* _The task_: Set down each entry from the block beneath, exactly as written.

○ ○ ○ ○ ○ ○ ○

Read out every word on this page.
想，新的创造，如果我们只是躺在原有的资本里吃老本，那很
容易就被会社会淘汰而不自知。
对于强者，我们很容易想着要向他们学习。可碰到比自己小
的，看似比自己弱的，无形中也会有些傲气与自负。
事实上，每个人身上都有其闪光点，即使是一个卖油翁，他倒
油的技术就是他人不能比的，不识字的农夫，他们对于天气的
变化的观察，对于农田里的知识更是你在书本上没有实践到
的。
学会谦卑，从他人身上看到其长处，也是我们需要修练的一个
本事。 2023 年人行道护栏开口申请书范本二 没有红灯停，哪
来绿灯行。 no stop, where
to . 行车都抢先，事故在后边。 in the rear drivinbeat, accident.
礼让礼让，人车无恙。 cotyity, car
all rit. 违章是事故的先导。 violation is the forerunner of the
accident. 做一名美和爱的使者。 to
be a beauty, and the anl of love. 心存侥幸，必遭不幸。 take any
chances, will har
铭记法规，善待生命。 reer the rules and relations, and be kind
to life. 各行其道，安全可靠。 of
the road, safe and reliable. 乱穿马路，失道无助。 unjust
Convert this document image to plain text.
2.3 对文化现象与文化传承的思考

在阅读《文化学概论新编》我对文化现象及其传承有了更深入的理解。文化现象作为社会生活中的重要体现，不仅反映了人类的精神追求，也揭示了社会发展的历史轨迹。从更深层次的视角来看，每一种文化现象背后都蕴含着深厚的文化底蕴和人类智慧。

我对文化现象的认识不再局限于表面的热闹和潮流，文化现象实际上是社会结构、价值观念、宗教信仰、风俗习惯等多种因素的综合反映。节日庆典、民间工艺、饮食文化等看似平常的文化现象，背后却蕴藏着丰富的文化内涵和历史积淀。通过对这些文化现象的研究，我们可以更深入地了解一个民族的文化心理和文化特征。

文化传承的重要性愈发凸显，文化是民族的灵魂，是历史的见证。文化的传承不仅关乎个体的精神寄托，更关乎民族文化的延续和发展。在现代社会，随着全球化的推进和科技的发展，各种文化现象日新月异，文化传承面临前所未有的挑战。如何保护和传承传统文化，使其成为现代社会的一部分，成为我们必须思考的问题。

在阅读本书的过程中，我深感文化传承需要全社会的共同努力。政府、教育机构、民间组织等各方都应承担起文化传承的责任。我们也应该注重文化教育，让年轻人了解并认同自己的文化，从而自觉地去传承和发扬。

○ ○ ○ ○ ○ ○ ○

* _Answer in full_:
Read out every word on this page.
想，新的创造，如果我们只是躺在原有的资本里吃老本，那很
容易就被会社会淘汰而不自知。
对于强者，我们很容易想着要向他们学习。可碰到比自己小
的，看似比自己弱的，无形中也会有些傲气与自负。
事实上，每个人身上都有其闪光点，即使是一个卖油翁，他倒
油的技术就是他人不能比的，不识字的农夫，他们对于天气的
变化的观察，对于农田里的知识更是你在书本上没有实践到
的。
学会谦卑，从他人身上看到其长处，也是我们需要修练的一个
本事。 2023 年人行道护栏开口申请书范本二 没有红灯停，哪
来绿灯行。 no stop, where
to . 行车都抢先，事故在后边。 in the rear drivinbeat, accident.
礼让礼让，人车无恙。 cotyity, car
all rit. 违章是事故的先导。 violation is the forerunner of the
accident. 做一名美和爱的使者。 to
be a beauty, and the anl of love. 心存侥幸，必遭不幸。 take any
chances, will har
铭记法规，善待生命。 reer the rules and relations, and be kind
to life. 各行其道，安全可靠。 of
the road, safe and reliable. 乱穿马路，失道无助。 unjust
Convert this document image to plain text.
2.3 对文化现象与文化传承的思考

在阅读《文化学概论新编》我对文化现象及其传承有了更深入的理解。文化现象作为社会生活中的重要体现，不仅反映了人类的精神追求，也揭示了社会发展的历史轨迹。从更深层次的视角来看，每一种文化现象背后都蕴含着深厚的文化底蕴和人类智慧。

我对文化现象的认识不再局限于表面的热闹和潮流，文化现象实际上是社会结构、价值观念、宗教信仰、风俗习惯等多种因素的综合反映。节日庆典、民间工艺、饮食文化等看似平常的文化现象，背后却蕴藏着丰富的文化内涵和历史积淀。通过对这些文化现象的研究，我们可以更深入地了解一个民族的文化心理和文化特征。

文化传承的重要性愈发凸显，文化是民族的灵魂，是历史的见证。文化的传承不仅关乎个体的精神寄托，更关乎民族文化的延续和发展。在现代社会，随着全球化的推进和科技的发展，各种文化现象日新月异，文化传承面临前所未有的挑战。如何保护和传承传统文化，使其成为现代社会的一部分，成为我们必须思考的问题。

在阅读本书的过程中，我深感文化传承需要全社会的共同努力。政府、教育机构、民间组织等各方都应承担起文化传承的责任。我们也应该注重文化教育，让年轻人了解并认同自己的文化，从而自觉地去传承和发扬。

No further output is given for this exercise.